— Document segment —
After the "Conditions" are defined, we can then set up the cross-sample DE analysis:
- Click "Run Differential Expression"
- In the Differential Expression Settings, select "Across multiple samples" and start analysis. A new window will open.
- Select cell types of interest that we want to compare between conditions. For the example analysis, we first select from the group "Cell Types (beta)" (derived from the automatic cell annotation pipeline on 10x Cloud). All the cell types will be populated. While we will keep only B cell, T cell, leukocyte, lymphocyte, macrophage, and monocyte for this demonstration, you should choose the cell types that are pertinent to your own research questions.
- Select the conditions to perform comparisons. For this analysis, we select from the group "Conditions", and put "Female" as experimental condition A and "Male" as B.
- Select the corresponding sample IDs for the experimental conditions. For example, here we select from the group "Cells Per Sample", and the sample IDs for each condition populate automatically.

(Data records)
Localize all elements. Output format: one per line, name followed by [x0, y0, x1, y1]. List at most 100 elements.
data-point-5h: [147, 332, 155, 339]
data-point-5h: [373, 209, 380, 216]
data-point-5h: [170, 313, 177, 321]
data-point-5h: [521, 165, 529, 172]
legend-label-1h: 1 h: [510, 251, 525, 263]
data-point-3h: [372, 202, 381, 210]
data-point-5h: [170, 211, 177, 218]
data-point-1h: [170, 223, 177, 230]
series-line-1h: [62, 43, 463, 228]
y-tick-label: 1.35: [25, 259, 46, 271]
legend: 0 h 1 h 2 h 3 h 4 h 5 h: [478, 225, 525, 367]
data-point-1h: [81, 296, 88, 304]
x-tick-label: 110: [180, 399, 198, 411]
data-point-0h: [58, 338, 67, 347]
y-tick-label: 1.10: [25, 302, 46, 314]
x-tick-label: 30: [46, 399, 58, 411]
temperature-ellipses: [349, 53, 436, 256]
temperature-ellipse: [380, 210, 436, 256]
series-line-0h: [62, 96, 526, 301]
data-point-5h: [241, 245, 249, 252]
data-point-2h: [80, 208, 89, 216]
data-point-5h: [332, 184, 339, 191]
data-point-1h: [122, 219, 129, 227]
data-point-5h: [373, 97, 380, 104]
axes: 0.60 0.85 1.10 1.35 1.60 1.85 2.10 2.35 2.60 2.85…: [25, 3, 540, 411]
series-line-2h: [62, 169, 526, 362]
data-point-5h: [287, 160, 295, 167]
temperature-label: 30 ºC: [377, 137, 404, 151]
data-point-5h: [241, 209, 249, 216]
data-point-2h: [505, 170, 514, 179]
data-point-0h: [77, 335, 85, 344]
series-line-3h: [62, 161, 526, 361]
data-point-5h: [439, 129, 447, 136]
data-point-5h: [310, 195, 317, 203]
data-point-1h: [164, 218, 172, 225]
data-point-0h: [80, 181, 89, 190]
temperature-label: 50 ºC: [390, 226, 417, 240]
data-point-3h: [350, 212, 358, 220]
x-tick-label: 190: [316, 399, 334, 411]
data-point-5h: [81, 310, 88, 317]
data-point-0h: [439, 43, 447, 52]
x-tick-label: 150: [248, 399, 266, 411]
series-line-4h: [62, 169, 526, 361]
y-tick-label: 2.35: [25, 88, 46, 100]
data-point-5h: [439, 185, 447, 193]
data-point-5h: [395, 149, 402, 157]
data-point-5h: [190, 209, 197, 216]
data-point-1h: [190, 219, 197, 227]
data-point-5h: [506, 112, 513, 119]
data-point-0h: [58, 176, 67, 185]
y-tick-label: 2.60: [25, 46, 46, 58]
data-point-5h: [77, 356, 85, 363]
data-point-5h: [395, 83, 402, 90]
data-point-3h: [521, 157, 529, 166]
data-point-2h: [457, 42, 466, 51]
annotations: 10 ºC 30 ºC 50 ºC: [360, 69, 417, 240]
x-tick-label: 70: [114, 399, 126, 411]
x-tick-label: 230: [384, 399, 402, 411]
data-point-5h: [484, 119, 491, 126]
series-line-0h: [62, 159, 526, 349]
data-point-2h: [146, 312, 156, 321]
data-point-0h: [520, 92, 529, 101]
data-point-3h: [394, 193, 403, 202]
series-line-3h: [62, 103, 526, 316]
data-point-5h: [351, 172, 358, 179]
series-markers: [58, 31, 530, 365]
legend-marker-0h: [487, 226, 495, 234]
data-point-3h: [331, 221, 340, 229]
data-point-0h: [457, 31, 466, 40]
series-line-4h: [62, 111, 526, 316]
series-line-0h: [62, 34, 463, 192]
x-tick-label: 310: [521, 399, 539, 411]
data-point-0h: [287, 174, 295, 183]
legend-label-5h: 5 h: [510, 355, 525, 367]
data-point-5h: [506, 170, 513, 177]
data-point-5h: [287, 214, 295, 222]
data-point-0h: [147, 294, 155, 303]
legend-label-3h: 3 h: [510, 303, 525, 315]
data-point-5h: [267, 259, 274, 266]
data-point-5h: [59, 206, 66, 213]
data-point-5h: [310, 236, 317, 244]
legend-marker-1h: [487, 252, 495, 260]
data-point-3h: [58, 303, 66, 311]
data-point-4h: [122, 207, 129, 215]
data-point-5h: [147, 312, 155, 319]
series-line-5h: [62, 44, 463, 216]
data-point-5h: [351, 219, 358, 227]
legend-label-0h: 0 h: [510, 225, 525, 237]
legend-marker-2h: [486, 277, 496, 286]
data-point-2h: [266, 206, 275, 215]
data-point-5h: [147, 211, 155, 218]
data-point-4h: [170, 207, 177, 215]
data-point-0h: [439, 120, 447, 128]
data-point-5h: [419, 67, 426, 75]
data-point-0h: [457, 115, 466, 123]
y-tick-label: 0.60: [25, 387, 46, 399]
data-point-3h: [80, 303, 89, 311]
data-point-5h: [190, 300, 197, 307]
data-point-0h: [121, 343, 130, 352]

— Assignment —
From the differential expression walkthrough, output the portion starting with "- Select cell" and going on through "own research questions.", word for word.

— Answer area —
- Select cell types of interest that we want to compare between conditions. For the example analysis, we first select from the group "Cell Types (beta)" (derived from the automatic cell annotation pipeline on 10x Cloud). All the cell types will be populated. While we will keep only B cell, T cell, leukocyte, lymphocyte, macrophage, and monocyte for this demonstration, you should choose the cell types that are pertinent to your own research questions.